Task statement ->
Output every line exactly as written. Leave out pictures.

::: Dataset entries

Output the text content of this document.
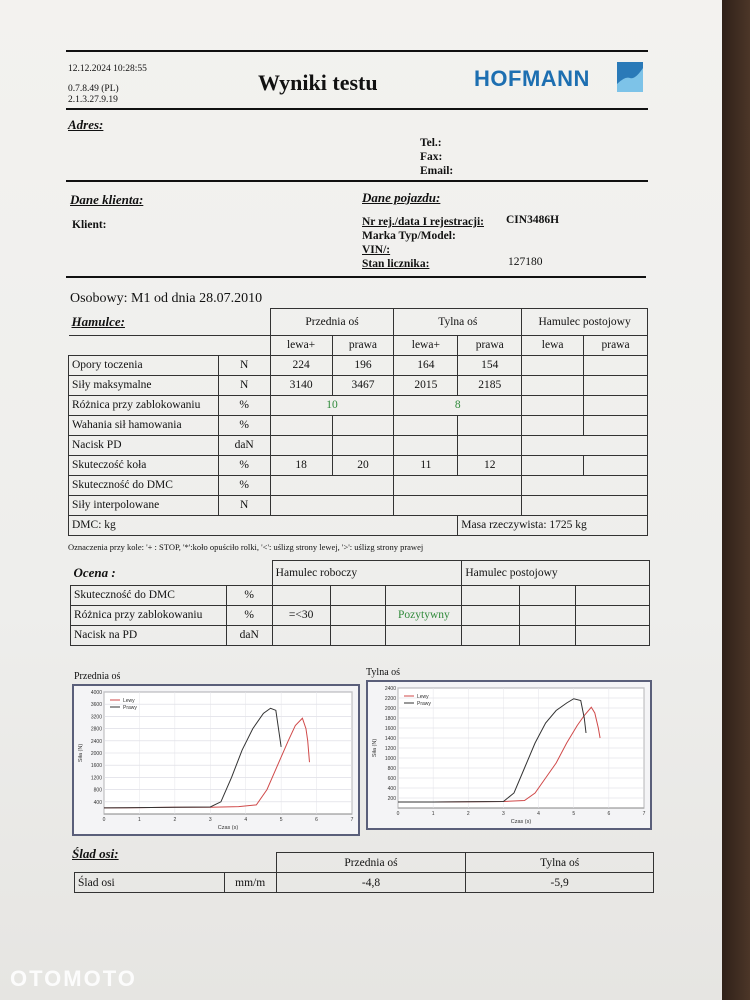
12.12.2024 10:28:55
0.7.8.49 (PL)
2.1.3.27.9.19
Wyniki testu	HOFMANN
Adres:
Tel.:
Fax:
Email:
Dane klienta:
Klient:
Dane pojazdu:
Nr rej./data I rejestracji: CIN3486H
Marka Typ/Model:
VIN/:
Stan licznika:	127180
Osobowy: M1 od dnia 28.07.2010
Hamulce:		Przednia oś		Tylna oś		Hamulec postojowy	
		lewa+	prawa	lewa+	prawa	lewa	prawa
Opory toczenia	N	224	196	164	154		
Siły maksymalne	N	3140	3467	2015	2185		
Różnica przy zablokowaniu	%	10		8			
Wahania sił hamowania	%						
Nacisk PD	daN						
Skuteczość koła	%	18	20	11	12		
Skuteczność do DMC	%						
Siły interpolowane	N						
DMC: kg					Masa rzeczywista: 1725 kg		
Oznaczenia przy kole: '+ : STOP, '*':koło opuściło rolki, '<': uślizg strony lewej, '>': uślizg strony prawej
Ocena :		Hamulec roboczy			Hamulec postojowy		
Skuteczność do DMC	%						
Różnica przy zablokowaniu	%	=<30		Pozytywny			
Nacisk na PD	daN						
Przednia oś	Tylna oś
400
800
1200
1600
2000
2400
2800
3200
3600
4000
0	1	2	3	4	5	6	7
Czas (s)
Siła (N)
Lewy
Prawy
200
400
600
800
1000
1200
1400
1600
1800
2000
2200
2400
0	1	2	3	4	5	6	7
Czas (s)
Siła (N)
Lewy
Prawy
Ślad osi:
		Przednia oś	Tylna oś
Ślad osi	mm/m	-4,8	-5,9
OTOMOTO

::::::

Response ->
Output the text content of this document.
12.12.2024 10:28:55
0.7.8.49 (PL)
2.1.3.27.9.19
Wyniki testu	HOFMANN
Adres:
Tel.:
Fax:
Email:
Dane klienta:
Klient:
Dane pojazdu:
Nr rej./data I rejestracji: CIN3486H
Marka Typ/Model:
VIN/:
Stan licznika:	127180
Osobowy: M1 od dnia 28.07.2010
Hamulce:		Przednia oś		Tylna oś		Hamulec postojowy	
		lewa+	prawa	lewa+	prawa	lewa	prawa
Opory toczenia	N	224	196	164	154		
Siły maksymalne	N	3140	3467	2015	2185		
Różnica przy zablokowaniu	%	10		8			
Wahania sił hamowania	%						
Nacisk PD	daN						
Skuteczość koła	%	18	20	11	12		
Skuteczność do DMC	%						
Siły interpolowane	N						
DMC: kg					Masa rzeczywista: 1725 kg		
Oznaczenia przy kole: '+ : STOP, '*':koło opuściło rolki, '<': uślizg strony lewej, '>': uślizg strony prawej
Ocena :		Hamulec roboczy			Hamulec postojowy		
Skuteczność do DMC	%						
Różnica przy zablokowaniu	%	=<30		Pozytywny			
Nacisk na PD	daN						
Przednia oś	Tylna oś
400
800
1200
1600
2000
2400
2800
3200
3600
4000
0	1	2	3	4	5	6	7
Czas (s)
Siła (N)
Lewy
Prawy
200
400
600
800
1000
1200
1400
1600
1800
2000
2200
2400
0	1	2	3	4	5	6	7
Czas (s)
Siła (N)
Lewy
Prawy
Ślad osi:
		Przednia oś	Tylna oś
Ślad osi	mm/m	-4,8	-5,9
OTOMOTO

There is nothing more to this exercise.